- [Written exercise]: Gather each line in the records below that contains the string "passage", treating uppercase and lowercase as different, and copy those lines out.

- [Material]:
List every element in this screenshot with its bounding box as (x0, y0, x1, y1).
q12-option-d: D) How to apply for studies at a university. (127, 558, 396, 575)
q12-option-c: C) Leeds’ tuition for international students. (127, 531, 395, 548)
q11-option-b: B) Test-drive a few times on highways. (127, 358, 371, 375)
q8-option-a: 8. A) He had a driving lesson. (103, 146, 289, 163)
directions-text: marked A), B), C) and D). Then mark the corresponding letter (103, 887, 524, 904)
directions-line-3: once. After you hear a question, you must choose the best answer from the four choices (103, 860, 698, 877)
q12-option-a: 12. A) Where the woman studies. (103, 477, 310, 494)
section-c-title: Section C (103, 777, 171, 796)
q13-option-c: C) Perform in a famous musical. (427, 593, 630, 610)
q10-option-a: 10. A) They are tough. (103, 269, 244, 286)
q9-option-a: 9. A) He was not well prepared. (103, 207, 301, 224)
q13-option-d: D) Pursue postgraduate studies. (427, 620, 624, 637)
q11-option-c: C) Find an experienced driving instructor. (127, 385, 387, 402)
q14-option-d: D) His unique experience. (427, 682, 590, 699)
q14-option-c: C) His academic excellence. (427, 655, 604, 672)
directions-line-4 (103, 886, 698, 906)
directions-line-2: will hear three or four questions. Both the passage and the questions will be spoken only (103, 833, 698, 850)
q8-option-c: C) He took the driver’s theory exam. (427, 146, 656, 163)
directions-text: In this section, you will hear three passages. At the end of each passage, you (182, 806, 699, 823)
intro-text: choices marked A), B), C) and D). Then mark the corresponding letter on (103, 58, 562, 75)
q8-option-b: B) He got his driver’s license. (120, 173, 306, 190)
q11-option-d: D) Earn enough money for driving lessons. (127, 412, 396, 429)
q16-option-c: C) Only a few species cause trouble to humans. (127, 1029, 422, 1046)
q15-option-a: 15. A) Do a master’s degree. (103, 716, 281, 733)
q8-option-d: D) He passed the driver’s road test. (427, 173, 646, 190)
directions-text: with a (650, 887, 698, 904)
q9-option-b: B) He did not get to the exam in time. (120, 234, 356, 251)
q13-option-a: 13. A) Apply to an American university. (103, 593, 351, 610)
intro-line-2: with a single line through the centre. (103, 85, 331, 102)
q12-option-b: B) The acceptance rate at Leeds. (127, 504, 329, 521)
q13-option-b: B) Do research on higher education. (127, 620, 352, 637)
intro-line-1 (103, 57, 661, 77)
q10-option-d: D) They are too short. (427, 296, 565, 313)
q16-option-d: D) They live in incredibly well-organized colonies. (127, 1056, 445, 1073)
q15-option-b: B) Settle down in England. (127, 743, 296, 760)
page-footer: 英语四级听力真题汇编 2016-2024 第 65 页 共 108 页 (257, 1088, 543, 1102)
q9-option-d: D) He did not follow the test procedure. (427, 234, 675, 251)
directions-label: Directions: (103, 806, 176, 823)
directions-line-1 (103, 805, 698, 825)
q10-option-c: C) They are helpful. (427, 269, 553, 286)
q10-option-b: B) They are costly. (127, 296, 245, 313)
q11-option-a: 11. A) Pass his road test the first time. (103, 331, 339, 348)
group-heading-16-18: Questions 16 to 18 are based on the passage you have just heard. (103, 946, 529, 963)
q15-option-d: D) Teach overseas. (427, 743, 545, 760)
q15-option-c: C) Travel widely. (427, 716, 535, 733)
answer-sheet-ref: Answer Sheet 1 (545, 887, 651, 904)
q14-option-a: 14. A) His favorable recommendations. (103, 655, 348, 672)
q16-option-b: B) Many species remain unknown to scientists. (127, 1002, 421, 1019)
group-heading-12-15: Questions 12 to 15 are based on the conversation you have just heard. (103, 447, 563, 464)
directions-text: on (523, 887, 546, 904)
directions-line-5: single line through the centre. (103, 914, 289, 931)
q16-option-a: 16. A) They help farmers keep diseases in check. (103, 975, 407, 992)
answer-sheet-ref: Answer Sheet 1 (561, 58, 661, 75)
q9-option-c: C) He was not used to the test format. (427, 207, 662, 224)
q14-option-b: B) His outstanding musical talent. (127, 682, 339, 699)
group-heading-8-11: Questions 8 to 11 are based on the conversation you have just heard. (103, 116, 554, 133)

- [Answer in full]:
directions-line-2: will hear three or four questions. Both the passage and the questions will be spoken only (103, 833, 698, 850)
directions-text: In this section, you will hear three passages. At the end of each passage, you (182, 806, 699, 823)
group-heading-16-18: Questions 16 to 18 are based on the passage you have just heard. (103, 946, 529, 963)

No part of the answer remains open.